> YOUR TASK: Verbatim output of all the material below is required.

> EXTRACTED MATERIAL:
========================================
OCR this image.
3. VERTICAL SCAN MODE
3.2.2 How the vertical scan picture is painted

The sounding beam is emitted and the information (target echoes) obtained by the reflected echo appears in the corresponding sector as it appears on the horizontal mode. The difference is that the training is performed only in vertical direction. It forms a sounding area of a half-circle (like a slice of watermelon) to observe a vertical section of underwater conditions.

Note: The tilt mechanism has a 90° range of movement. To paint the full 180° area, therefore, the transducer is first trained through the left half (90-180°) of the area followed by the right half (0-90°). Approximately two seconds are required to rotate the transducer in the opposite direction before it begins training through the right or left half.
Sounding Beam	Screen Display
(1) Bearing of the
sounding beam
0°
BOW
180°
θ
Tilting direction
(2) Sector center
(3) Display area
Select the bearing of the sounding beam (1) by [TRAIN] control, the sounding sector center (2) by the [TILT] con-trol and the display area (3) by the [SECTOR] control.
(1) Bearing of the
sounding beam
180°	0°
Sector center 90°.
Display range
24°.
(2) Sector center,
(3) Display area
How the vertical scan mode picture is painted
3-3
========================================
> COMPLETED TASK:
OCR this image.
3. VERTICAL SCAN MODE
3.2.2 How the vertical scan picture is painted

The sounding beam is emitted and the information (target echoes) obtained by the reflected echo appears in the corresponding sector as it appears on the horizontal mode. The difference is that the training is performed only in vertical direction. It forms a sounding area of a half-circle (like a slice of watermelon) to observe a vertical section of underwater conditions.

Note: The tilt mechanism has a 90° range of movement. To paint the full 180° area, therefore, the transducer is first trained through the left half (90-180°) of the area followed by the right half (0-90°). Approximately two seconds are required to rotate the transducer in the opposite direction before it begins training through the right or left half.
Sounding Beam	Screen Display
(1) Bearing of the
sounding beam
0°
BOW
180°
θ
Tilting direction
(2) Sector center
(3) Display area
Select the bearing of the sounding beam (1) by [TRAIN] control, the sounding sector center (2) by the [TILT] con-trol and the display area (3) by the [SECTOR] control.
(1) Bearing of the
sounding beam
180°	0°
Sector center 90°.
Display range
24°.
(2) Sector center,
(3) Display area
How the vertical scan mode picture is painted
3-3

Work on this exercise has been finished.